═════ Records shown ═════

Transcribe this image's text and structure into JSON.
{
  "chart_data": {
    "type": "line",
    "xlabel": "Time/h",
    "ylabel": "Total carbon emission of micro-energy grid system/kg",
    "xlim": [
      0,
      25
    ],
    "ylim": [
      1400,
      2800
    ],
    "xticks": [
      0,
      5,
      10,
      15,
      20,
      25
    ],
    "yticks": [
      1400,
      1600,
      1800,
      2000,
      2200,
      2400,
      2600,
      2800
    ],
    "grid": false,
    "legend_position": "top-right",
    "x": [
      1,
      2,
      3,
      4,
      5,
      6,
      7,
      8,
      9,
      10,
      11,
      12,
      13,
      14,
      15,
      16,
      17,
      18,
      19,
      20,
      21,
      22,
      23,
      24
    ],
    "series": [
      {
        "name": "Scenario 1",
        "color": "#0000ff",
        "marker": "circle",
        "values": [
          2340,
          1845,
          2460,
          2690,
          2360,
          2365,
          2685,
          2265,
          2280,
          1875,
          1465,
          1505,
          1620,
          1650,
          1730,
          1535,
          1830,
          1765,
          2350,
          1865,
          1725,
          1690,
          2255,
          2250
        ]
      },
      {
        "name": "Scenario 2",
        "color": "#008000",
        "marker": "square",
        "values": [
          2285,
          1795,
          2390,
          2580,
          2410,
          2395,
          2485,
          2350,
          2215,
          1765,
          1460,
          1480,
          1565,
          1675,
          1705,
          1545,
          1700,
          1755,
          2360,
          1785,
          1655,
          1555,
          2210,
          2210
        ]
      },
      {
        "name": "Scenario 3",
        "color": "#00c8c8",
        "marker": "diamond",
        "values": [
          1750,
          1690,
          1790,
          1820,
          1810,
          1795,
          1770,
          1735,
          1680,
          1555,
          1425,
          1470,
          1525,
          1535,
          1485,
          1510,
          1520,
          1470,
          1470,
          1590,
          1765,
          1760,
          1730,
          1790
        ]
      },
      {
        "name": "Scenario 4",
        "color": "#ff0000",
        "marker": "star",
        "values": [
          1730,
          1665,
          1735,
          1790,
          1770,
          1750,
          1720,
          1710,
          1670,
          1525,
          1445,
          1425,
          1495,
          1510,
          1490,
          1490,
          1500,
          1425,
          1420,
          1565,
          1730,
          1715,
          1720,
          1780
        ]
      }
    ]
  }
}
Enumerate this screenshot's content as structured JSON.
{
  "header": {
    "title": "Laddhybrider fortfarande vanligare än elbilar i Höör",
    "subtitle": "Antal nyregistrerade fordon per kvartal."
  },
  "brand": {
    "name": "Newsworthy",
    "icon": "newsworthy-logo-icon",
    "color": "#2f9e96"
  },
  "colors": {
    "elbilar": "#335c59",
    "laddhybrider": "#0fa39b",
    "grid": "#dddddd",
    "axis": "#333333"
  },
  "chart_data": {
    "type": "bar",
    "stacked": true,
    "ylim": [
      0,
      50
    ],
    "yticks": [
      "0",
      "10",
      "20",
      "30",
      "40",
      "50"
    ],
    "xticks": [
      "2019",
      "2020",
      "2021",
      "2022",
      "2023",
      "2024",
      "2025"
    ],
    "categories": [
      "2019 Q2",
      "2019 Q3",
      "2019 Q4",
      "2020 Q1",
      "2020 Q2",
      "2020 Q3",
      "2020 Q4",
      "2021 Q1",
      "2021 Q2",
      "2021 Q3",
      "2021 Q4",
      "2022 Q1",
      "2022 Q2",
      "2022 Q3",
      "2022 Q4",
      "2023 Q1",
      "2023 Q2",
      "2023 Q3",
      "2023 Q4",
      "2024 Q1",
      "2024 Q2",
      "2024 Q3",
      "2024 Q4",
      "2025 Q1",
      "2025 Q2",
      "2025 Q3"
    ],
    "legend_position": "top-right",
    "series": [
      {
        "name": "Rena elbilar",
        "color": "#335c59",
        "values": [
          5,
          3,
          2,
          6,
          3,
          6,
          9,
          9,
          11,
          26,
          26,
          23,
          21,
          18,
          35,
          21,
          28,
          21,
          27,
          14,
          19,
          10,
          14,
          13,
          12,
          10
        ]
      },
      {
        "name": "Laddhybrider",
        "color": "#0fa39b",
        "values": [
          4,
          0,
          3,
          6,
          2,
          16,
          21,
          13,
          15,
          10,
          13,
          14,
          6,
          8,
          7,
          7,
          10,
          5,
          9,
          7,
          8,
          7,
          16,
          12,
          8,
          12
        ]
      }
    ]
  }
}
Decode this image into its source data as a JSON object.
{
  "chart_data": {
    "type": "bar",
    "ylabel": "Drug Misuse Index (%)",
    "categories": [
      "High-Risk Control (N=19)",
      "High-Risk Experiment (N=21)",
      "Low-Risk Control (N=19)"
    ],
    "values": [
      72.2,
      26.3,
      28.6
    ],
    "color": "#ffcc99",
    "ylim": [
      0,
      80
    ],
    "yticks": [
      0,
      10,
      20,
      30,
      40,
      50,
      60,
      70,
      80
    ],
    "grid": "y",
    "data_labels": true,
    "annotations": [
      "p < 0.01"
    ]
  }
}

═════

_Challenge_: Return the line that contains "Decode this image" along with every line after it through the end of the entries, exactly, adding nothing.

_Expected output_:
Decode this image into its source data as a JSON object.
{
  "chart_data": {
    "type": "bar",
    "ylabel": "Drug Misuse Index (%)",
    "categories": [
      "High-Risk Control (N=19)",
      "High-Risk Experiment (N=21)",
      "Low-Risk Control (N=19)"
    ],
    "values": [
      72.2,
      26.3,
      28.6
    ],
    "color": "#ffcc99",
    "ylim": [
      0,
      80
    ],
    "yticks": [
      0,
      10,
      20,
      30,
      40,
      50,
      60,
      70,
      80
    ],
    "grid": "y",
    "data_labels": true,
    "annotations": [
      "p < 0.01"
    ]
  }
}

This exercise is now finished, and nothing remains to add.